[Problem details]: Type out the complete listing below word for word, without its pictures.

[Working data]:
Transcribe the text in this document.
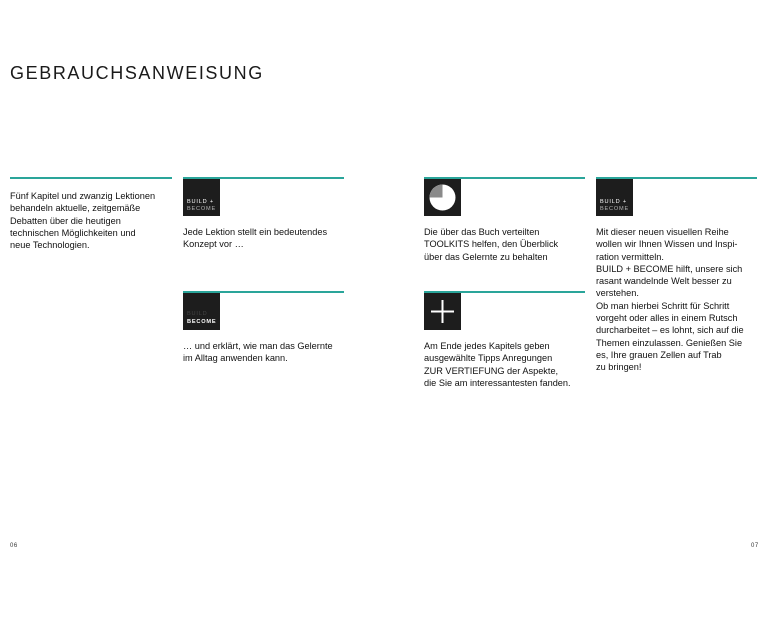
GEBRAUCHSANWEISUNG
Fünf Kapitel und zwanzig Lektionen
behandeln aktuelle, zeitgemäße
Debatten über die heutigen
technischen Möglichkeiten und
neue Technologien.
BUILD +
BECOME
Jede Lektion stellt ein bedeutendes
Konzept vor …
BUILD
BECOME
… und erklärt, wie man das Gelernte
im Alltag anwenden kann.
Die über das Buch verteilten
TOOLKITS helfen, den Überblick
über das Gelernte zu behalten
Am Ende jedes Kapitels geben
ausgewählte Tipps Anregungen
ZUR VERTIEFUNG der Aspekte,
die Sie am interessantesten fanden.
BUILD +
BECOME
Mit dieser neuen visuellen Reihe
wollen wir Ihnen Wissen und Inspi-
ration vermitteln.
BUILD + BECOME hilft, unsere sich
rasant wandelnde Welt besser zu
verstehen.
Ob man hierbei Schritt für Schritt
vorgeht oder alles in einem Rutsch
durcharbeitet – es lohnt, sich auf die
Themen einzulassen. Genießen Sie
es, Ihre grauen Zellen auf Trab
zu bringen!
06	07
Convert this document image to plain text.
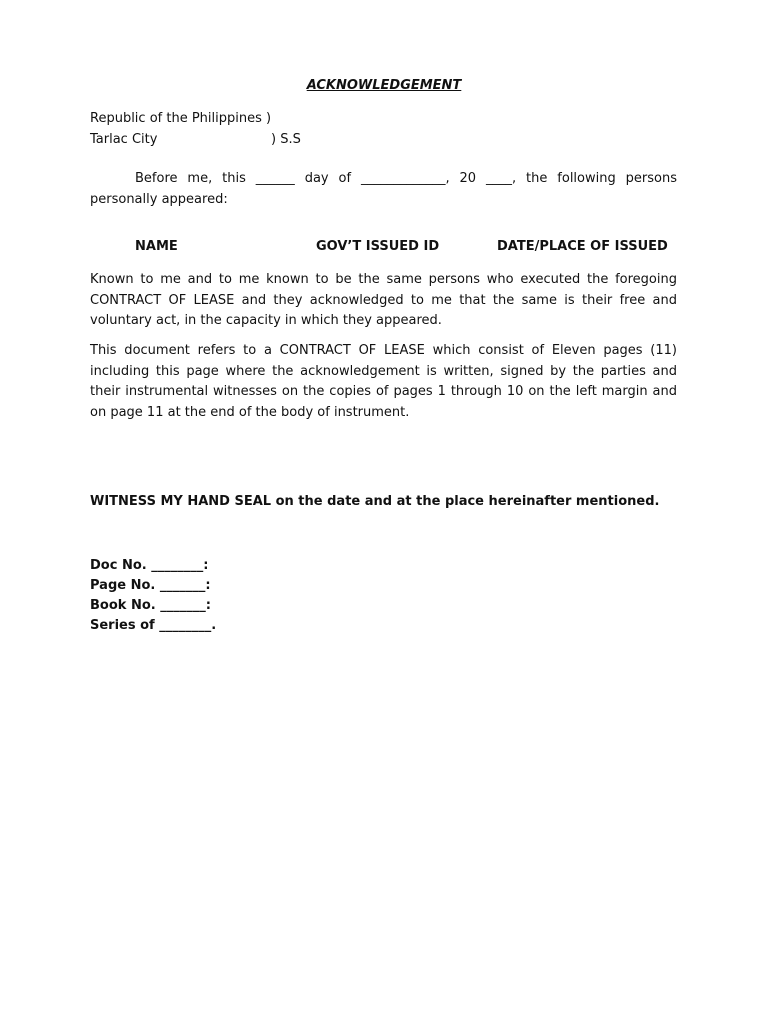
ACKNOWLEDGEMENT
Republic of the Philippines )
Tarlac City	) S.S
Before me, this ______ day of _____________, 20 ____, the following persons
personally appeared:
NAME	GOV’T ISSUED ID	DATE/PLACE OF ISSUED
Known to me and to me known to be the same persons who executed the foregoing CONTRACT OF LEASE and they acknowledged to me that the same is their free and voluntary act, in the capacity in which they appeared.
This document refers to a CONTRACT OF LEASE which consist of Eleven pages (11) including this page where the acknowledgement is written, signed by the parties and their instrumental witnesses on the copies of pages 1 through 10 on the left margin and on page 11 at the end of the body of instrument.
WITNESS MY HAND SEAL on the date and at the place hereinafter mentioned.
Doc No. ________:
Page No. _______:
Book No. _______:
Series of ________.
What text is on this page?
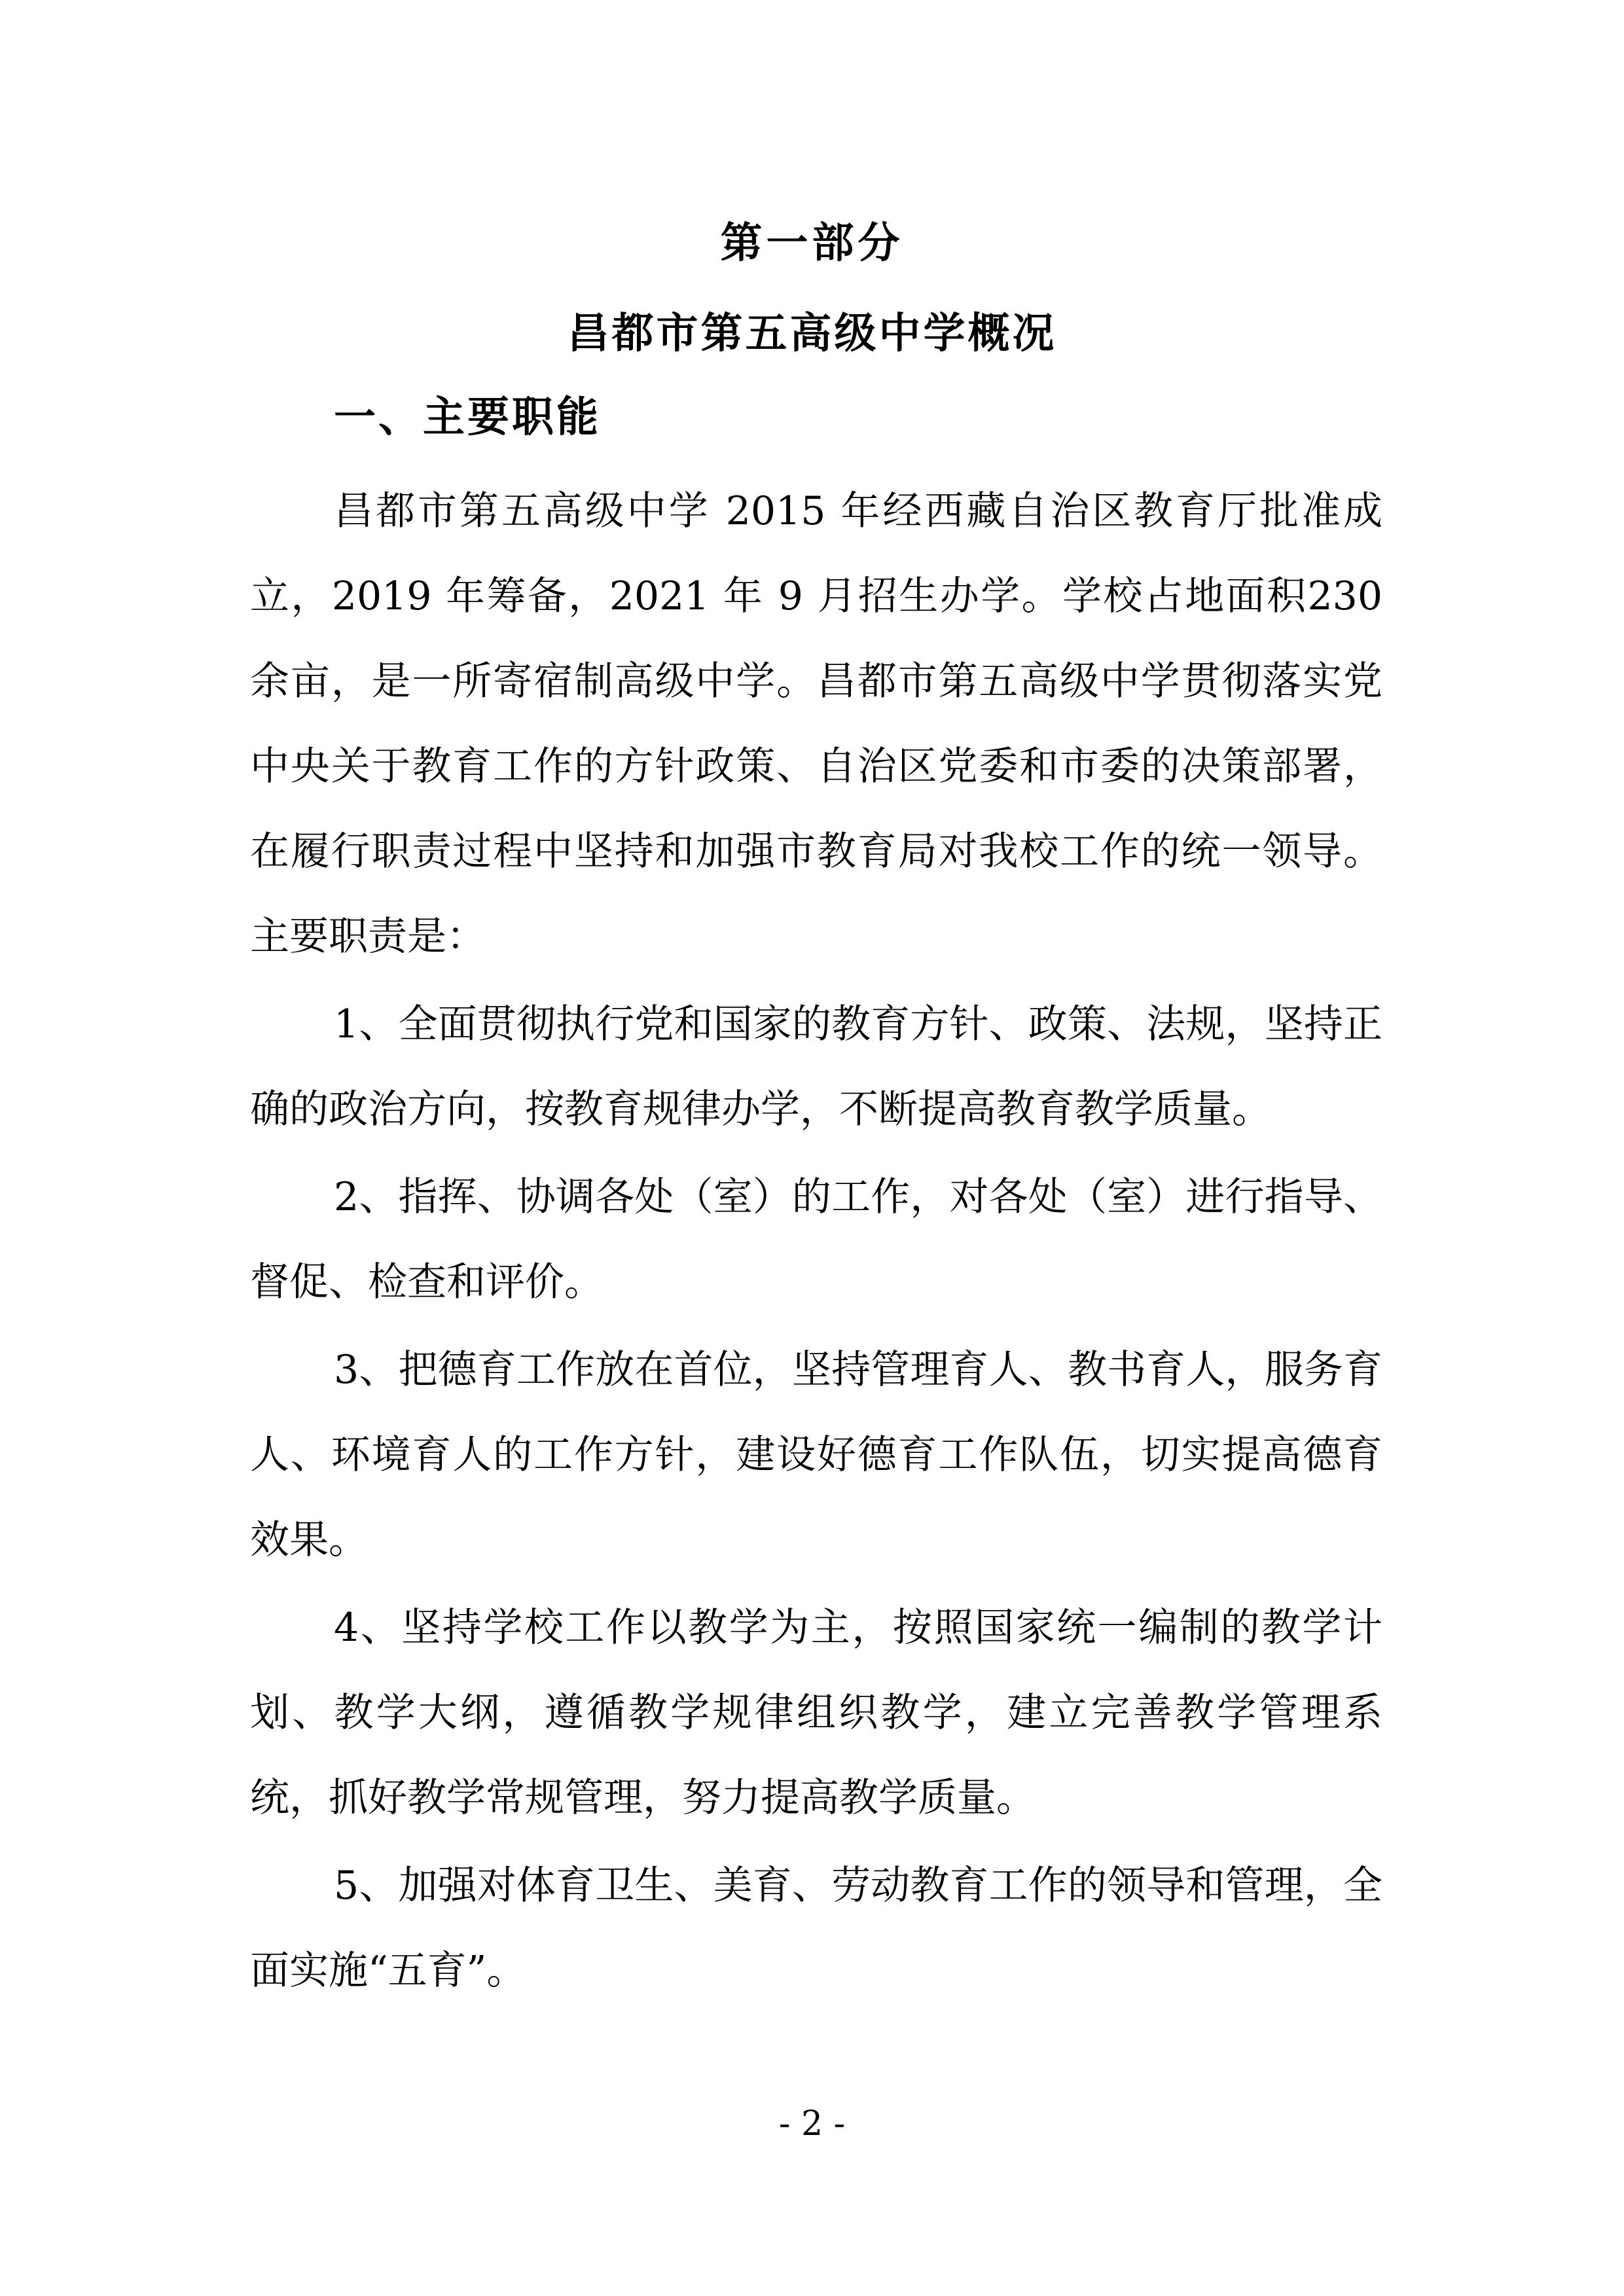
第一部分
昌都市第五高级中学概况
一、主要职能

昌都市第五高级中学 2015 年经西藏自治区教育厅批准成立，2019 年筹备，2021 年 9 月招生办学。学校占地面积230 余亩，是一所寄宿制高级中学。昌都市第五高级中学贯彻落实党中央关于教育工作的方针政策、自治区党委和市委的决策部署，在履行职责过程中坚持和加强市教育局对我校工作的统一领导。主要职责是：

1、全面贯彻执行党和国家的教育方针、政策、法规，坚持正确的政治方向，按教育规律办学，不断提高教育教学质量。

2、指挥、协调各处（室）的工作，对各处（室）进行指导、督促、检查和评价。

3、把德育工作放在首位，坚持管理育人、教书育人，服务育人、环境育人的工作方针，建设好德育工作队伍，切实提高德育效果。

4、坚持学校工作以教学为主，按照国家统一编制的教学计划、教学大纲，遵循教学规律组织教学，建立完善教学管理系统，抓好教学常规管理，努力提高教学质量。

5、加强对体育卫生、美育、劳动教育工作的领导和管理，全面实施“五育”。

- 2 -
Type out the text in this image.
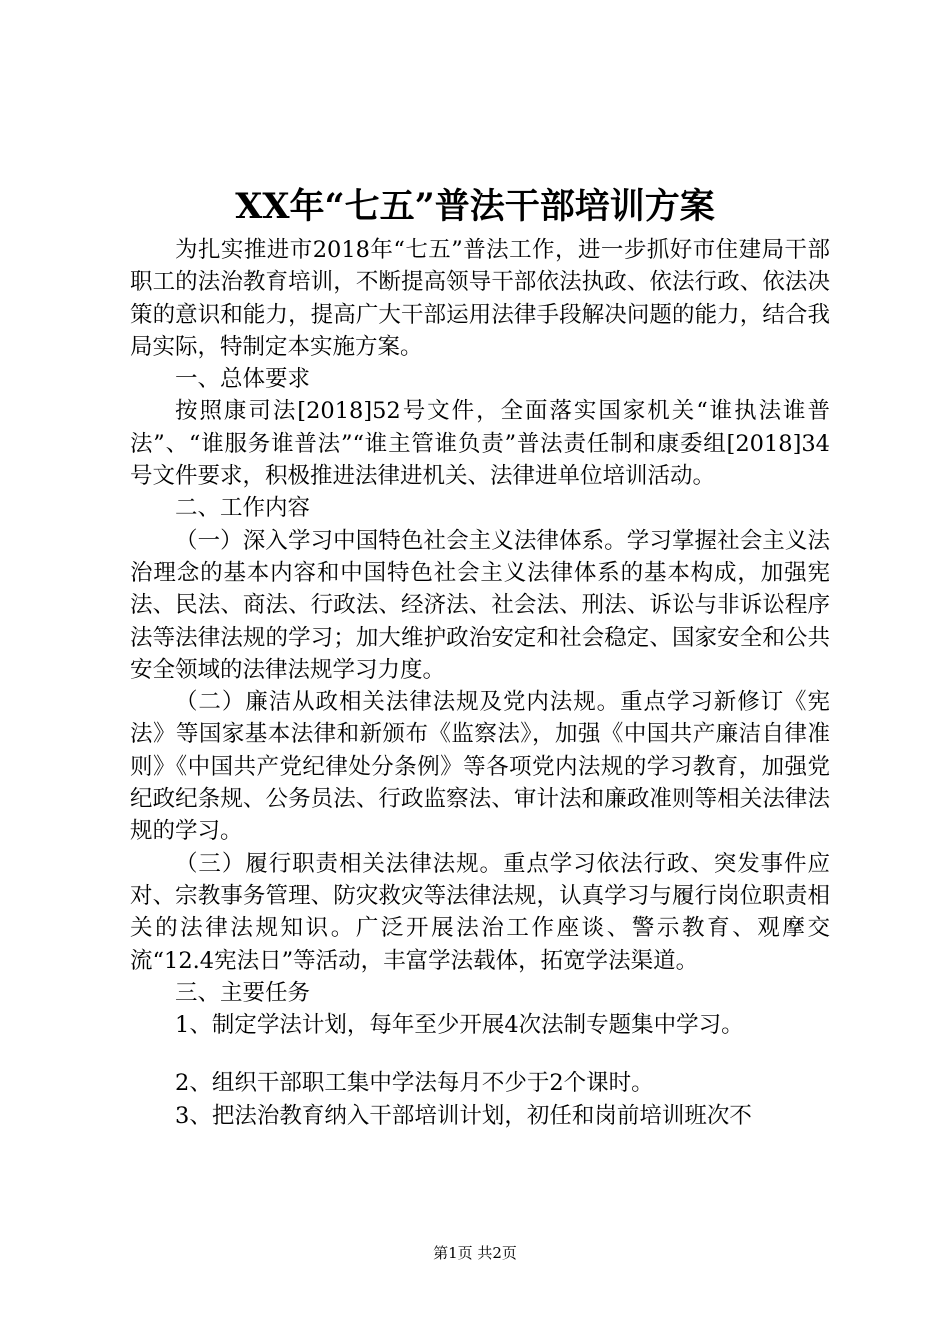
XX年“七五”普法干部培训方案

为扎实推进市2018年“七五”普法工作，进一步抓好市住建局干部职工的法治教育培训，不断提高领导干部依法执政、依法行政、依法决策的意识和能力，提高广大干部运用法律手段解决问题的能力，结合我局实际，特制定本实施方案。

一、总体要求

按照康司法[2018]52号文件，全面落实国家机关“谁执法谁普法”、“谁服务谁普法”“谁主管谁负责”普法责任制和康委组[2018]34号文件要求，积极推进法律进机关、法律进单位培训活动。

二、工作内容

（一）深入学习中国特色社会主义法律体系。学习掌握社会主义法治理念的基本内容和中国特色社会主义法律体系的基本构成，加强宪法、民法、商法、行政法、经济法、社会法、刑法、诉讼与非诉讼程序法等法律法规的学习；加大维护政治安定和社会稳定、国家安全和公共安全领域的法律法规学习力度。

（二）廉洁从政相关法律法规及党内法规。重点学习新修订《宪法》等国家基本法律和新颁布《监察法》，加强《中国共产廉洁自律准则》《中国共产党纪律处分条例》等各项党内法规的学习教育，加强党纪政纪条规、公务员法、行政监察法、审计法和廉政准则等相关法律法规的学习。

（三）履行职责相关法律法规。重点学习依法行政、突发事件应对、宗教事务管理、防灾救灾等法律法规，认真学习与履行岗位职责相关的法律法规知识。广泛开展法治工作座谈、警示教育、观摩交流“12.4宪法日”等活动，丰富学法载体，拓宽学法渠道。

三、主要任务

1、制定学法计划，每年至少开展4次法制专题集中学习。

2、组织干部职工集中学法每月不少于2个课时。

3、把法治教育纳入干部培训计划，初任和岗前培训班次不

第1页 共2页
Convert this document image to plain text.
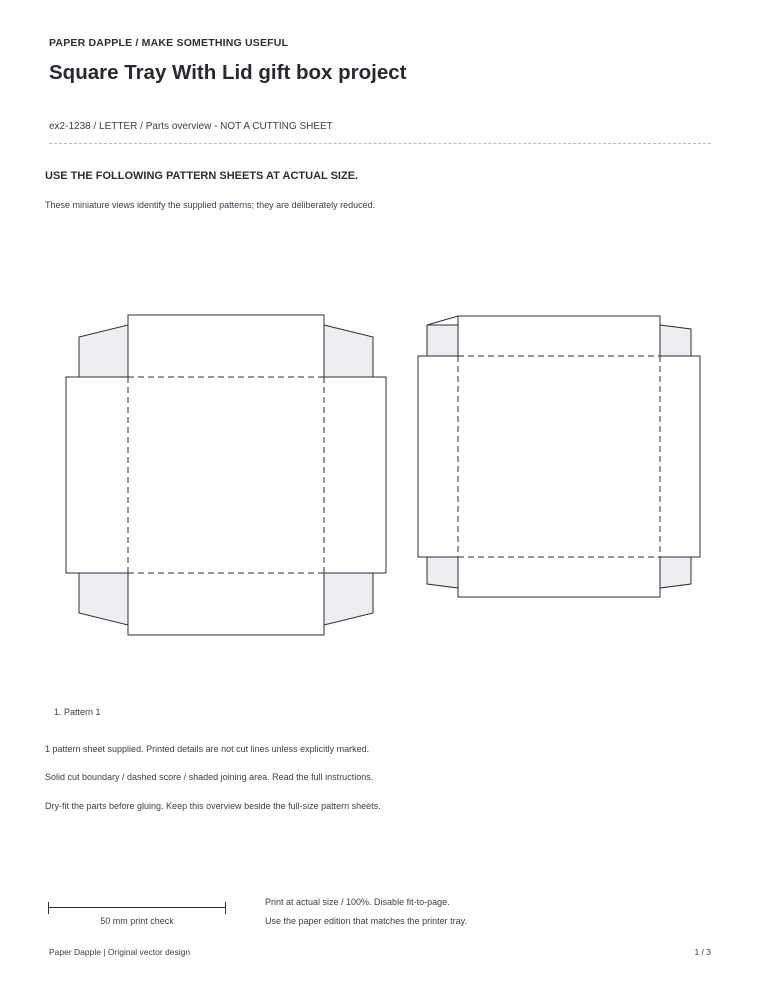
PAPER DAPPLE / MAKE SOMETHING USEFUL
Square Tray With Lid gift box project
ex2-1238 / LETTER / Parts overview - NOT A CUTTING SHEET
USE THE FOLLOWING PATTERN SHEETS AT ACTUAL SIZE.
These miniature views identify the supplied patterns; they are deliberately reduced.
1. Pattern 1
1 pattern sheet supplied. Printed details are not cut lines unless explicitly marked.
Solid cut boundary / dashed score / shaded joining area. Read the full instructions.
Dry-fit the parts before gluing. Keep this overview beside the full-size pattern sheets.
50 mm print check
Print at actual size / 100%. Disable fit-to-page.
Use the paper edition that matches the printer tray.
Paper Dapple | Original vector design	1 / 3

[Answer to this exercise]:
Transcribe the text in this document.
GEBRAUCHSANWEISUNG
Fünf Kapitel und zwanzig Lektionen
behandeln aktuelle, zeitgemäße
Debatten über die heutigen
technischen Möglichkeiten und
neue Technologien.
BUILD +
BECOME
Jede Lektion stellt ein bedeutendes
Konzept vor …
BUILD
BECOME
… und erklärt, wie man das Gelernte
im Alltag anwenden kann.
Die über das Buch verteilten
TOOLKITS helfen, den Überblick
über das Gelernte zu behalten
Am Ende jedes Kapitels geben
ausgewählte Tipps Anregungen
ZUR VERTIEFUNG der Aspekte,
die Sie am interessantesten fanden.
BUILD +
BECOME
Mit dieser neuen visuellen Reihe
wollen wir Ihnen Wissen und Inspi-
ration vermitteln.
BUILD + BECOME hilft, unsere sich
rasant wandelnde Welt besser zu
verstehen.
Ob man hierbei Schritt für Schritt
vorgeht oder alles in einem Rutsch
durcharbeitet – es lohnt, sich auf die
Themen einzulassen. Genießen Sie
es, Ihre grauen Zellen auf Trab
zu bringen!
06	07
Convert this document image to plain text.
ACKNOWLEDGEMENT
Republic of the Philippines )
Tarlac City	) S.S
Before me, this ______ day of _____________, 20 ____, the following persons
personally appeared:
NAME	GOV’T ISSUED ID	DATE/PLACE OF ISSUED
Known to me and to me known to be the same persons who executed the foregoing CONTRACT OF LEASE and they acknowledged to me that the same is their free and voluntary act, in the capacity in which they appeared.
This document refers to a CONTRACT OF LEASE which consist of Eleven pages (11) including this page where the acknowledgement is written, signed by the parties and their instrumental witnesses on the copies of pages 1 through 10 on the left margin and on page 11 at the end of the body of instrument.
WITNESS MY HAND SEAL on the date and at the place hereinafter mentioned.
Doc No. ________:
Page No. _______:
Book No. _______:
Series of ________.
What text is on this page?
第一部分
昌都市第五高级中学概况
一、主要职能

昌都市第五高级中学 2015 年经西藏自治区教育厅批准成立，2019 年筹备，2021 年 9 月招生办学。学校占地面积230 余亩，是一所寄宿制高级中学。昌都市第五高级中学贯彻落实党中央关于教育工作的方针政策、自治区党委和市委的决策部署，在履行职责过程中坚持和加强市教育局对我校工作的统一领导。主要职责是：

1、全面贯彻执行党和国家的教育方针、政策、法规，坚持正确的政治方向，按教育规律办学，不断提高教育教学质量。

2、指挥、协调各处（室）的工作，对各处（室）进行指导、督促、检查和评价。

3、把德育工作放在首位，坚持管理育人、教书育人，服务育人、环境育人的工作方针，建设好德育工作队伍，切实提高德育效果。

4、坚持学校工作以教学为主，按照国家统一编制的教学计划、教学大纲，遵循教学规律组织教学，建立完善教学管理系统，抓好教学常规管理，努力提高教学质量。

5、加强对体育卫生、美育、劳动教育工作的领导和管理，全面实施“五育”。

- 2 -
Type out the text in this image.
XX年“七五”普法干部培训方案

为扎实推进市2018年“七五”普法工作，进一步抓好市住建局干部职工的法治教育培训，不断提高领导干部依法执政、依法行政、依法决策的意识和能力，提高广大干部运用法律手段解决问题的能力，结合我局实际，特制定本实施方案。

一、总体要求

按照康司法[2018]52号文件，全面落实国家机关“谁执法谁普法”、“谁服务谁普法”“谁主管谁负责”普法责任制和康委组[2018]34号文件要求，积极推进法律进机关、法律进单位培训活动。

二、工作内容

（一）深入学习中国特色社会主义法律体系。学习掌握社会主义法治理念的基本内容和中国特色社会主义法律体系的基本构成，加强宪法、民法、商法、行政法、经济法、社会法、刑法、诉讼与非诉讼程序法等法律法规的学习；加大维护政治安定和社会稳定、国家安全和公共安全领域的法律法规学习力度。

（二）廉洁从政相关法律法规及党内法规。重点学习新修订《宪法》等国家基本法律和新颁布《监察法》，加强《中国共产廉洁自律准则》《中国共产党纪律处分条例》等各项党内法规的学习教育，加强党纪政纪条规、公务员法、行政监察法、审计法和廉政准则等相关法律法规的学习。

（三）履行职责相关法律法规。重点学习依法行政、突发事件应对、宗教事务管理、防灾救灾等法律法规，认真学习与履行岗位职责相关的法律法规知识。广泛开展法治工作座谈、警示教育、观摩交流“12.4宪法日”等活动，丰富学法载体，拓宽学法渠道。

三、主要任务

1、制定学法计划，每年至少开展4次法制专题集中学习。

2、组织干部职工集中学法每月不少于2个课时。

3、把法治教育纳入干部培训计划，初任和岗前培训班次不

第1页 共2页
Convert this document image to plain text.
PAPER DAPPLE / MAKE SOMETHING USEFUL
Square Tray With Lid gift box project
ex2-1238 / LETTER / Parts overview - NOT A CUTTING SHEET
USE THE FOLLOWING PATTERN SHEETS AT ACTUAL SIZE.
These miniature views identify the supplied patterns; they are deliberately reduced.
1. Pattern 1
1 pattern sheet supplied. Printed details are not cut lines unless explicitly marked.
Solid cut boundary / dashed score / shaded joining area. Read the full instructions.
Dry-fit the parts before gluing. Keep this overview beside the full-size pattern sheets.
50 mm print check
Print at actual size / 100%. Disable fit-to-page.
Use the paper edition that matches the printer tray.
Paper Dapple | Original vector design	1 / 3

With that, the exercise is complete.